Given request: Locate the lines that hold the string "protective". Copy every such line.

>> BEGIN

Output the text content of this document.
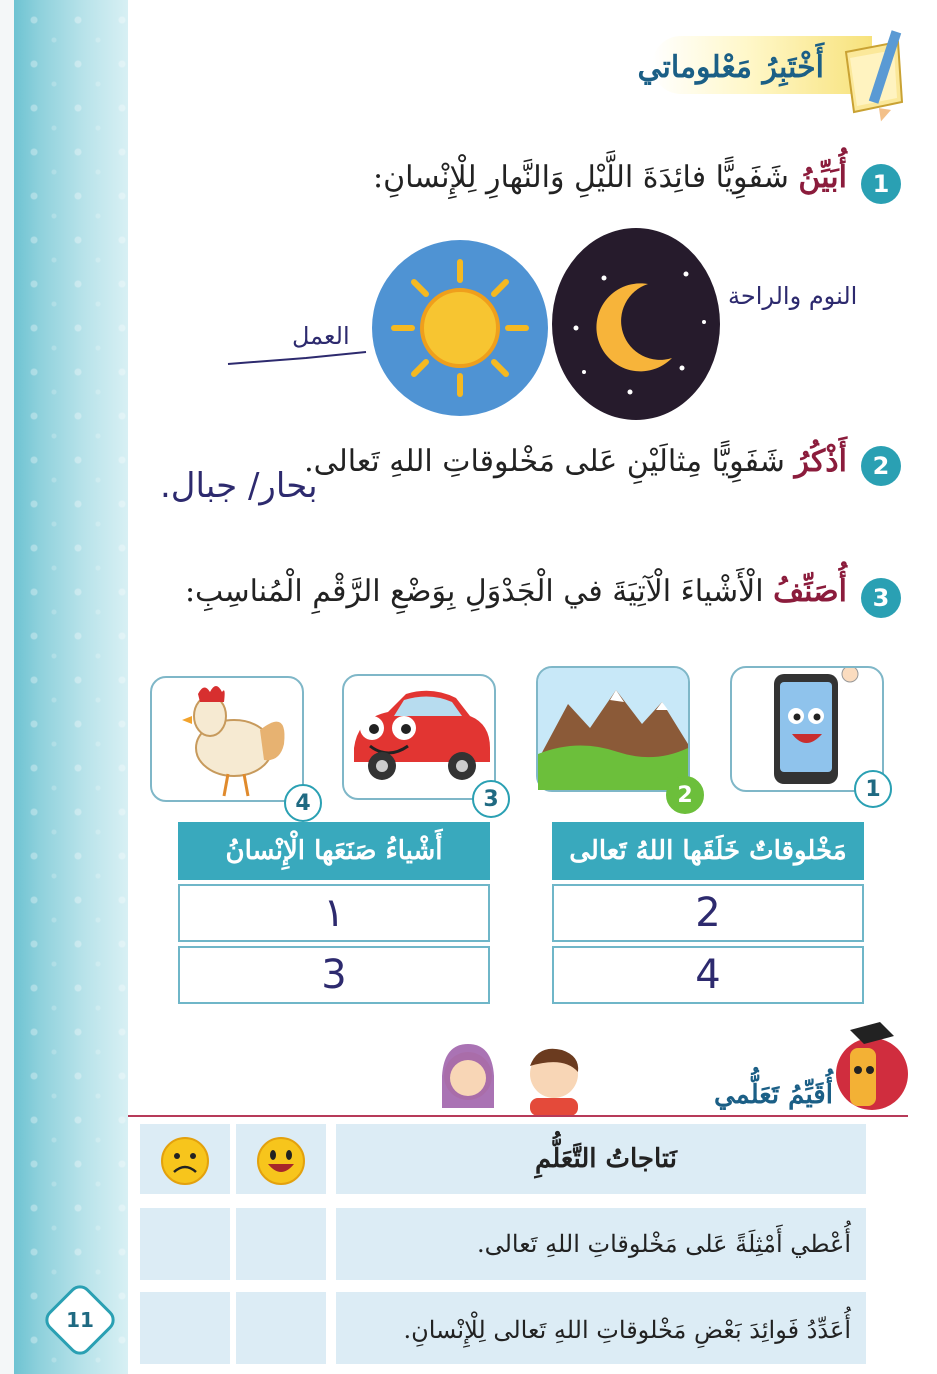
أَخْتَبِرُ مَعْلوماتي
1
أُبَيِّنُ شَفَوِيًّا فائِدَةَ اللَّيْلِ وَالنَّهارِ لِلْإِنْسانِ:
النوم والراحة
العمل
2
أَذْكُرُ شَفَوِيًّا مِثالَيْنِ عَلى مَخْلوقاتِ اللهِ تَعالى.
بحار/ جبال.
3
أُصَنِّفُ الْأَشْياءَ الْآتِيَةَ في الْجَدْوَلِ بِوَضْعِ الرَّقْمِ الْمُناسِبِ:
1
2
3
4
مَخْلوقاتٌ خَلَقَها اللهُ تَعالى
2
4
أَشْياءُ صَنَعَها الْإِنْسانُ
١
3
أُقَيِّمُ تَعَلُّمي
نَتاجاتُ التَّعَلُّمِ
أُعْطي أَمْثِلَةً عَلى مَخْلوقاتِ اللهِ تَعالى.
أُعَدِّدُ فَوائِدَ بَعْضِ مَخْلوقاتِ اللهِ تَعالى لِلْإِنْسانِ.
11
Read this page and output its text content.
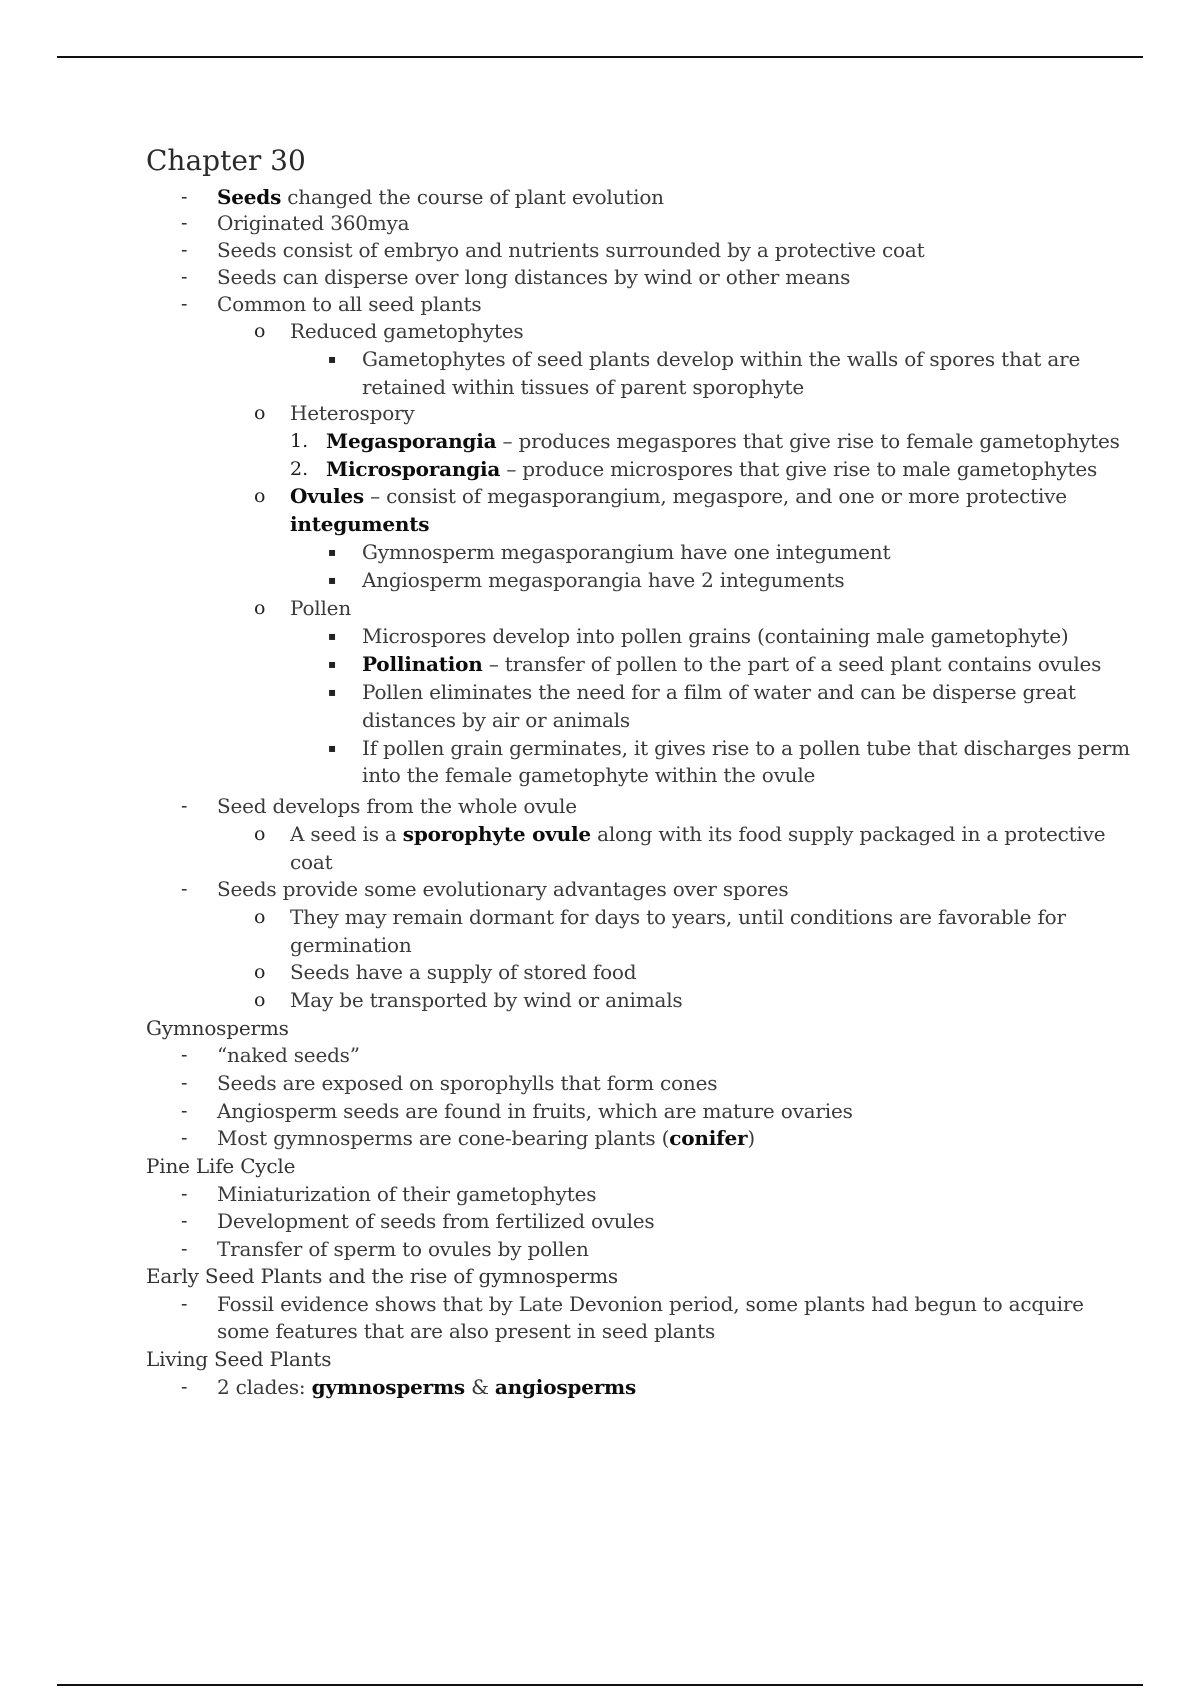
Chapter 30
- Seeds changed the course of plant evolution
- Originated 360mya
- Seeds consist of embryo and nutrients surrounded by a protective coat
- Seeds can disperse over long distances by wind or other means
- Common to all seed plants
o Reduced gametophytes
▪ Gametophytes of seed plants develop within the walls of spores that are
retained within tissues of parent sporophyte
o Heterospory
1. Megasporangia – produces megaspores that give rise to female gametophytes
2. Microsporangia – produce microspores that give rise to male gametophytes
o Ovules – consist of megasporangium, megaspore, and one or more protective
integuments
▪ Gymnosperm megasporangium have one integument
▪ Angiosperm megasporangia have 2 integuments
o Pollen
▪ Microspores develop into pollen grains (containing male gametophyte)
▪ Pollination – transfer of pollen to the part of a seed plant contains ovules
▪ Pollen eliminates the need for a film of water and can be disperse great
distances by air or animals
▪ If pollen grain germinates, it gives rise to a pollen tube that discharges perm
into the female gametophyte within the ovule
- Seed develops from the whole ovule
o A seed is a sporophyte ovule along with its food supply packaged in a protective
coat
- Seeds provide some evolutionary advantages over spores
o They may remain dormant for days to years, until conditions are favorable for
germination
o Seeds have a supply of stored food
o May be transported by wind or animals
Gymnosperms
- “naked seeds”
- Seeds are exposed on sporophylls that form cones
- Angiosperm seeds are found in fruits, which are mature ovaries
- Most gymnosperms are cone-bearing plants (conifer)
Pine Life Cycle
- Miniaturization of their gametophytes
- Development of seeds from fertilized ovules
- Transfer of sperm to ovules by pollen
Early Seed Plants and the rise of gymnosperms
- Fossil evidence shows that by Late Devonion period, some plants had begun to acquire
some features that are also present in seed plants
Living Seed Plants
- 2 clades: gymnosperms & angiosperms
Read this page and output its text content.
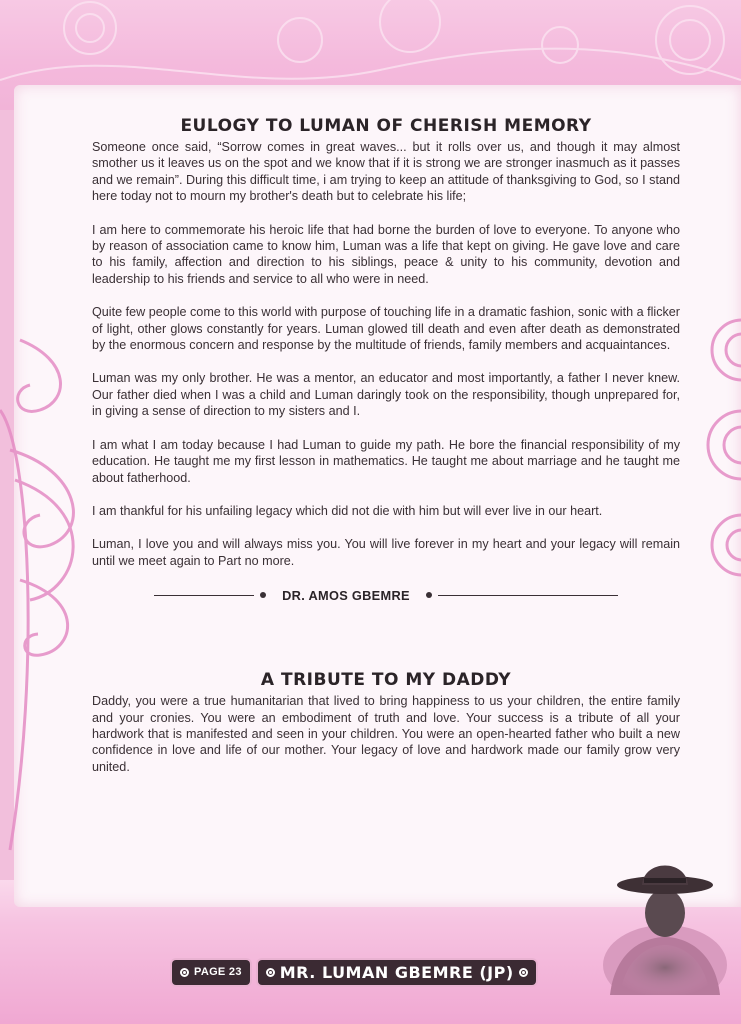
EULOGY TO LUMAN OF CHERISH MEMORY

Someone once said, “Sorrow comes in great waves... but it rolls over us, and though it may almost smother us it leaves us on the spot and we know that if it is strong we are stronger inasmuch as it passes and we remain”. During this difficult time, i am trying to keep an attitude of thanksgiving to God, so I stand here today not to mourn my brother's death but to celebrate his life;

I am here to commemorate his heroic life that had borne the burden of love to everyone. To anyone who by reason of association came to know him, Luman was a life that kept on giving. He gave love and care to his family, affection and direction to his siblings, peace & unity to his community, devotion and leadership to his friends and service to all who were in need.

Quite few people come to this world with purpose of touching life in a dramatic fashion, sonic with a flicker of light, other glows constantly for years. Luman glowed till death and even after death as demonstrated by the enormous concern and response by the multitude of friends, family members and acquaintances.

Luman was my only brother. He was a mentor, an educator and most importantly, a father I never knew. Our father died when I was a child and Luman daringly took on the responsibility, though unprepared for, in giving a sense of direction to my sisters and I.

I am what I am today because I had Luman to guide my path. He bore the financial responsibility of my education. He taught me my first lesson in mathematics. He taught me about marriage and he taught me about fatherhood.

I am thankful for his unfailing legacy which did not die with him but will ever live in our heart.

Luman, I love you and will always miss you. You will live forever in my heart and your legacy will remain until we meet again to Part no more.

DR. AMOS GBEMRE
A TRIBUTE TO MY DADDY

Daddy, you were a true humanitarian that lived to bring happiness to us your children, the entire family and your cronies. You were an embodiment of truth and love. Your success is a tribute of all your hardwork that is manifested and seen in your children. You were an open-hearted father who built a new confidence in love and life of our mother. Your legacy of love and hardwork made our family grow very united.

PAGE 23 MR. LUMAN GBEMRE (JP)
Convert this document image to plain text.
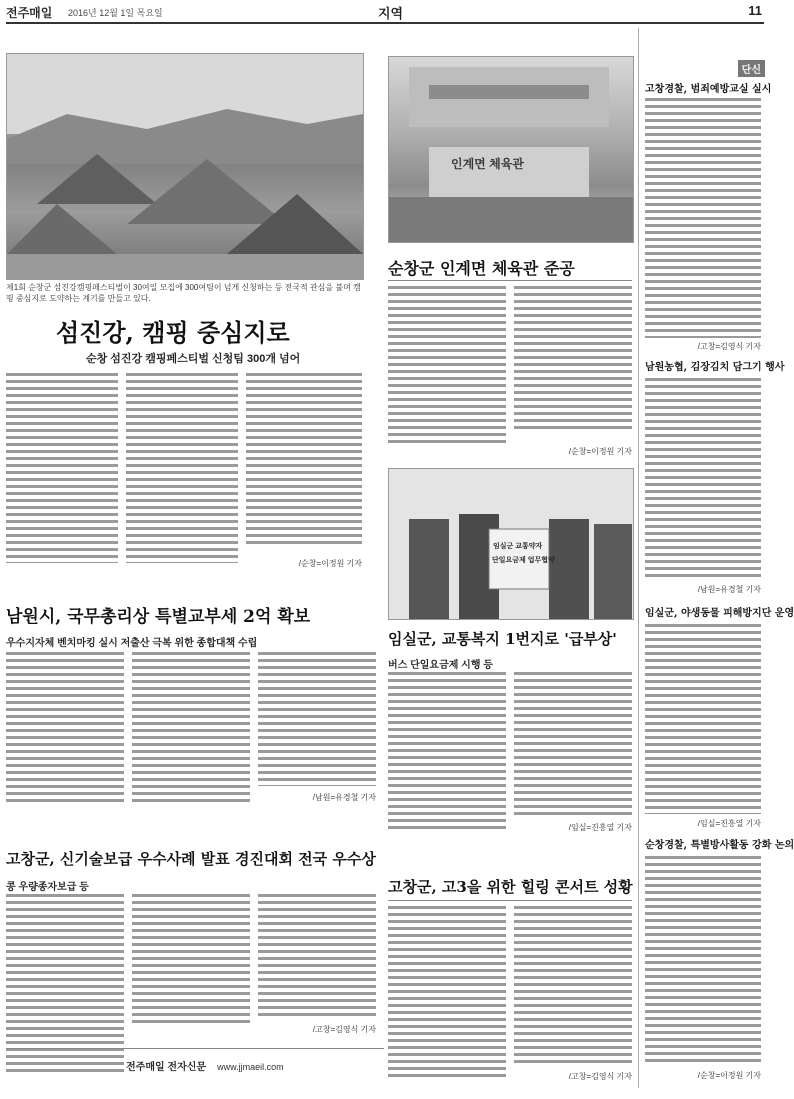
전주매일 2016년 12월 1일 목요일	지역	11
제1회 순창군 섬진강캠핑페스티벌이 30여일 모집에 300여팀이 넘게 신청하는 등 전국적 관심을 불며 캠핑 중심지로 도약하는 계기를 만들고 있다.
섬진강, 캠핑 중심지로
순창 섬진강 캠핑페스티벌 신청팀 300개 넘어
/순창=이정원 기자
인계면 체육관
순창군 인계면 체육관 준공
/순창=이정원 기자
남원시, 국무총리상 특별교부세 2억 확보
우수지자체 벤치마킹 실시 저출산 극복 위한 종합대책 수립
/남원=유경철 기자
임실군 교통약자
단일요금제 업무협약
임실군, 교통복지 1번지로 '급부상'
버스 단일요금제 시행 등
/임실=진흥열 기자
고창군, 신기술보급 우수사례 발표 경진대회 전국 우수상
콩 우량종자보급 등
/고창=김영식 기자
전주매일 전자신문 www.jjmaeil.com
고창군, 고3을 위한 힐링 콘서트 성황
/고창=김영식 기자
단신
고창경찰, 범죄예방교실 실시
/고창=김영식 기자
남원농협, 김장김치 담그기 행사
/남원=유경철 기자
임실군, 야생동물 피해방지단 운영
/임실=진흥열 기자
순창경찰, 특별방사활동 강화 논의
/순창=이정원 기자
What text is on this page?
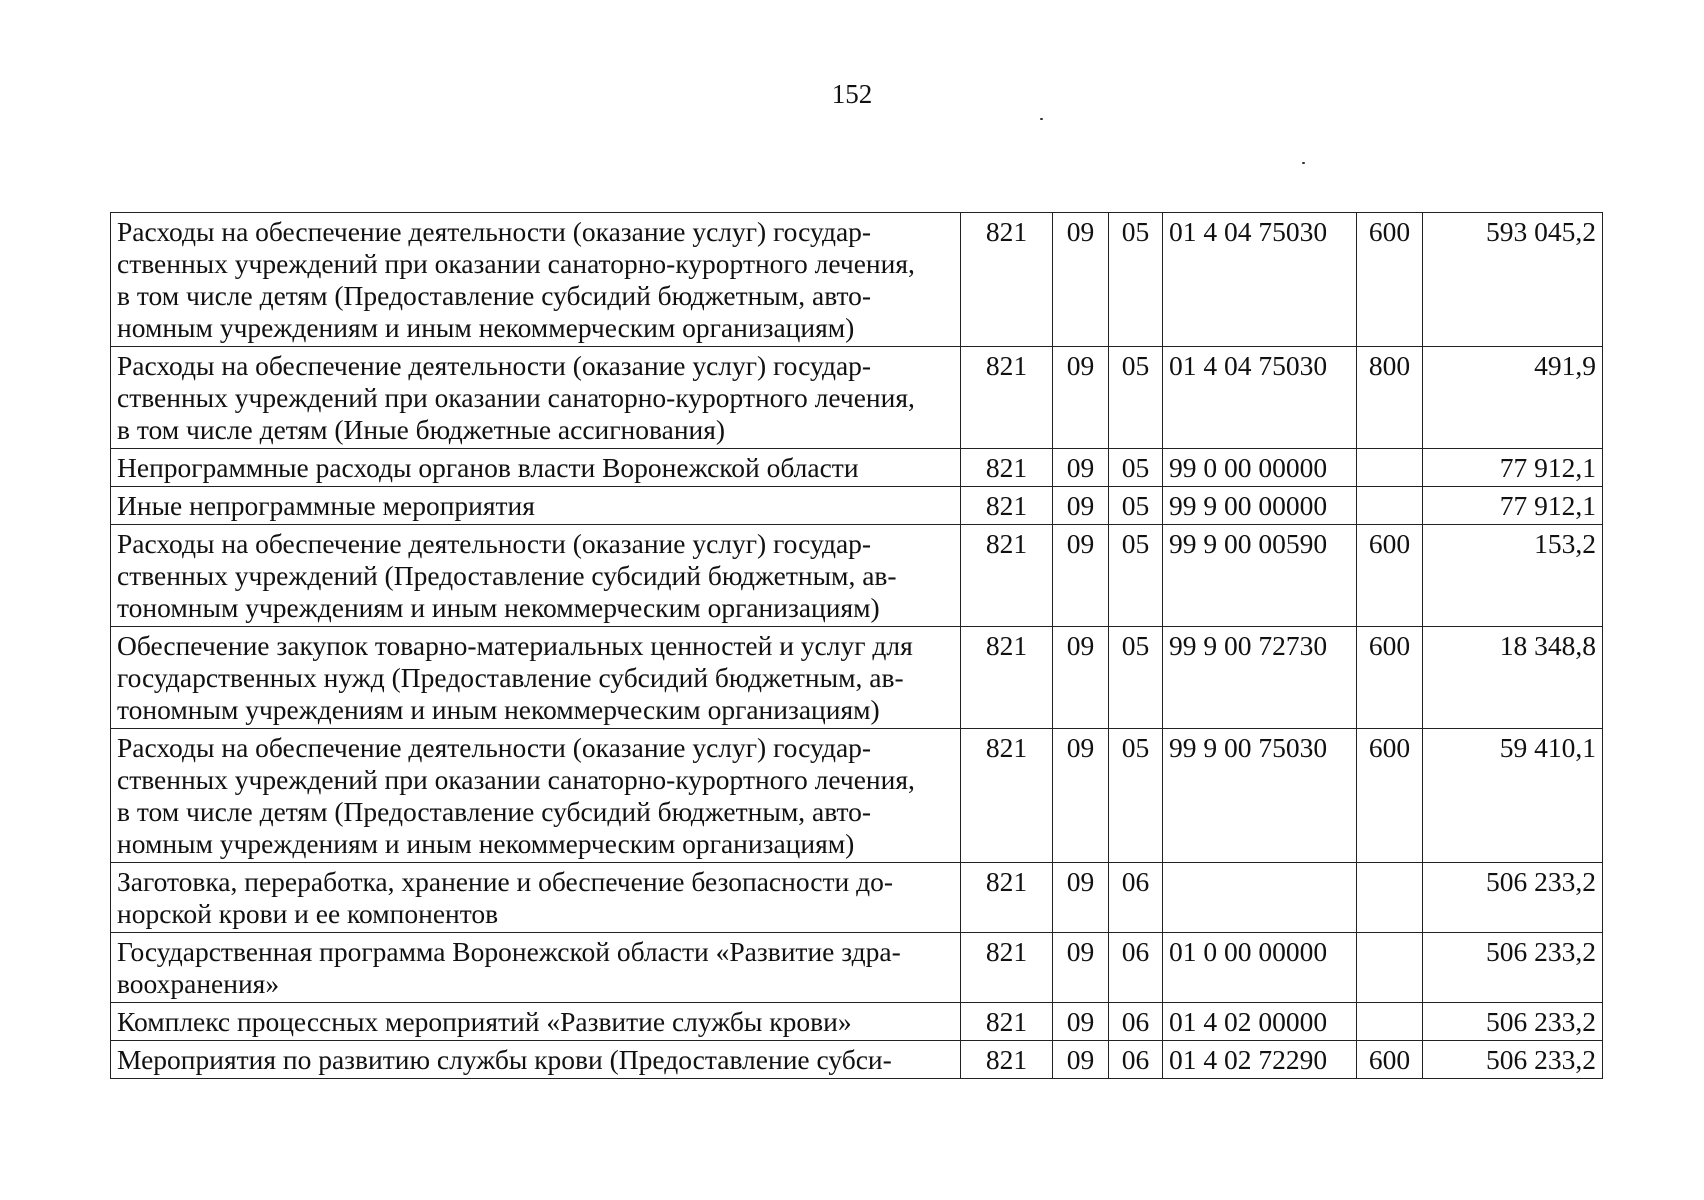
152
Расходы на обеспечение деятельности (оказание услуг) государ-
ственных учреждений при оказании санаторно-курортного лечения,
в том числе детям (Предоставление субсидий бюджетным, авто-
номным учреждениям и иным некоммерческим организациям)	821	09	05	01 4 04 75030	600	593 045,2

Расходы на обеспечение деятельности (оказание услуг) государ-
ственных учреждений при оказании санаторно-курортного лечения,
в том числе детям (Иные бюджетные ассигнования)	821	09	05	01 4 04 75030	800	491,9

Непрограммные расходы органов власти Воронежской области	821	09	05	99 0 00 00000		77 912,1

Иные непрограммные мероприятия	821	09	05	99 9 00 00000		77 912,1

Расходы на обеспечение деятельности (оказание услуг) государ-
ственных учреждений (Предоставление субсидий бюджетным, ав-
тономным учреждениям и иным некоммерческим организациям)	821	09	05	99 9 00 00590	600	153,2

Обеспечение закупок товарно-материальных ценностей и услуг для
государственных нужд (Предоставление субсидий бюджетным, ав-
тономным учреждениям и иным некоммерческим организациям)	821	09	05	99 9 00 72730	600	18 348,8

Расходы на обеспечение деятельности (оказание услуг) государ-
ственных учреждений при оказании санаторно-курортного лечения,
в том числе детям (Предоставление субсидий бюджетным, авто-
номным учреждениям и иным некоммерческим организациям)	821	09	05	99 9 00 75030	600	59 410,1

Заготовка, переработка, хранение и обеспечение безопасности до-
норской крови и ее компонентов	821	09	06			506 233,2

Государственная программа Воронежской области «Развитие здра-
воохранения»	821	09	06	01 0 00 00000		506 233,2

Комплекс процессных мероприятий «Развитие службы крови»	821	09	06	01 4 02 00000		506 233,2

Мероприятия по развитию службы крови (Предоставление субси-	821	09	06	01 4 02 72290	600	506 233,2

>> END

Result of the exercise:
- Seeds consist of embryo and nutrients surrounded by a protective coat
o Ovules – consist of megasporangium, megaspore, and one or more protective
o A seed is a sporophyte ovule along with its food supply packaged in a protective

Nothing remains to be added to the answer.